> _Records provided_
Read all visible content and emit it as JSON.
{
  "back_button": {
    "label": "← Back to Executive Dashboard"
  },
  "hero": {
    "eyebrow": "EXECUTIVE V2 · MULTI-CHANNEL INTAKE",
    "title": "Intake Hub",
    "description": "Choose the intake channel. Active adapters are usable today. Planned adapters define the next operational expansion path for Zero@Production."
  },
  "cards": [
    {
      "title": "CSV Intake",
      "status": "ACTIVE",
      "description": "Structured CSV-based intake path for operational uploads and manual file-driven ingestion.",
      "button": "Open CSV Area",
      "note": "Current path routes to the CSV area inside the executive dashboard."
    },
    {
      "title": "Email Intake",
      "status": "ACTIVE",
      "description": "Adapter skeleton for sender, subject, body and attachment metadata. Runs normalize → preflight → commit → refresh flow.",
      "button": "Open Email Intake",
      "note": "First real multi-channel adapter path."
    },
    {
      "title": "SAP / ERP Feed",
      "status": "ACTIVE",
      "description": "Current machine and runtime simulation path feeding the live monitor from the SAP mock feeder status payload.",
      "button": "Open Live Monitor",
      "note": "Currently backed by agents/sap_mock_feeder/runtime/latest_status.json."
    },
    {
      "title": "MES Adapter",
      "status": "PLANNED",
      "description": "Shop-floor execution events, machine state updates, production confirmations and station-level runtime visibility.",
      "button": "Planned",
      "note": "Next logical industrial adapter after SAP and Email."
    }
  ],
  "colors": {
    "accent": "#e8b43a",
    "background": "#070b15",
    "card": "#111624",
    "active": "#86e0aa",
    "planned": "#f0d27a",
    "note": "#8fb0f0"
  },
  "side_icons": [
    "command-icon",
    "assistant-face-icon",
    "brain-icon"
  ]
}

> _Given request_
Every entry must be retyped in full, exactly as given.

> _Finished task_
Read all visible content and emit it as JSON.
{
  "back_button": {
    "label": "← Back to Executive Dashboard"
  },
  "hero": {
    "eyebrow": "EXECUTIVE V2 · MULTI-CHANNEL INTAKE",
    "title": "Intake Hub",
    "description": "Choose the intake channel. Active adapters are usable today. Planned adapters define the next operational expansion path for Zero@Production."
  },
  "cards": [
    {
      "title": "CSV Intake",
      "status": "ACTIVE",
      "description": "Structured CSV-based intake path for operational uploads and manual file-driven ingestion.",
      "button": "Open CSV Area",
      "note": "Current path routes to the CSV area inside the executive dashboard."
    },
    {
      "title": "Email Intake",
      "status": "ACTIVE",
      "description": "Adapter skeleton for sender, subject, body and attachment metadata. Runs normalize → preflight → commit → refresh flow.",
      "button": "Open Email Intake",
      "note": "First real multi-channel adapter path."
    },
    {
      "title": "SAP / ERP Feed",
      "status": "ACTIVE",
      "description": "Current machine and runtime simulation path feeding the live monitor from the SAP mock feeder status payload.",
      "button": "Open Live Monitor",
      "note": "Currently backed by agents/sap_mock_feeder/runtime/latest_status.json."
    },
    {
      "title": "MES Adapter",
      "status": "PLANNED",
      "description": "Shop-floor execution events, machine state updates, production confirmations and station-level runtime visibility.",
      "button": "Planned",
      "note": "Next logical industrial adapter after SAP and Email."
    }
  ],
  "colors": {
    "accent": "#e8b43a",
    "background": "#070b15",
    "card": "#111624",
    "active": "#86e0aa",
    "planned": "#f0d27a",
    "note": "#8fb0f0"
  },
  "side_icons": [
    "command-icon",
    "assistant-face-icon",
    "brain-icon"
  ]
}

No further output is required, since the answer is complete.